> _Requirement_: Identify every line in the records below that contains the word "及其答语", and copy each of those lines.

○ ○ ○ ○

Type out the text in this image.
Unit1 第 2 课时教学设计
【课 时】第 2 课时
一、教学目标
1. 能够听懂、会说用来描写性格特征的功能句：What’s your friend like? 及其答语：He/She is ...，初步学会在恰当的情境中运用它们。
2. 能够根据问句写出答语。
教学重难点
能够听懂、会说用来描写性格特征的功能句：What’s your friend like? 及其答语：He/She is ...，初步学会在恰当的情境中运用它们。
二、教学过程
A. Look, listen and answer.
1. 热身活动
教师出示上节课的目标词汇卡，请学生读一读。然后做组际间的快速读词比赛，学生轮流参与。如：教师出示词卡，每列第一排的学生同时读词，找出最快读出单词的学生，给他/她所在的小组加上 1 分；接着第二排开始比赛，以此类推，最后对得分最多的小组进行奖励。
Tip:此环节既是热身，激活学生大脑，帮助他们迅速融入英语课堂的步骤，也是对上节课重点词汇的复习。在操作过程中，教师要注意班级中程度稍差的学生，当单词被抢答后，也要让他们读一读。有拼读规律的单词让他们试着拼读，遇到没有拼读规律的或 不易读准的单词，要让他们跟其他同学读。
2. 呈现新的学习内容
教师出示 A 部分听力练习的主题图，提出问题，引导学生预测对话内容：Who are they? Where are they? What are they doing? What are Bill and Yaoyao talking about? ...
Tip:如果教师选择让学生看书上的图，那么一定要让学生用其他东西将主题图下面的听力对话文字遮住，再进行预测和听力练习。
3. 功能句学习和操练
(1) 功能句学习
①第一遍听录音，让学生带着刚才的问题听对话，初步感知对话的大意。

○ ○ ○ ○

> _Finished exercise_:
1. 能够听懂、会说用来描写性格特征的功能句：What’s your friend like? 及其答语：He/She is ...，初步学会在恰当的情境中运用它们。
能够听懂、会说用来描写性格特征的功能句：What’s your friend like? 及其答语：He/She is ...，初步学会在恰当的情境中运用它们。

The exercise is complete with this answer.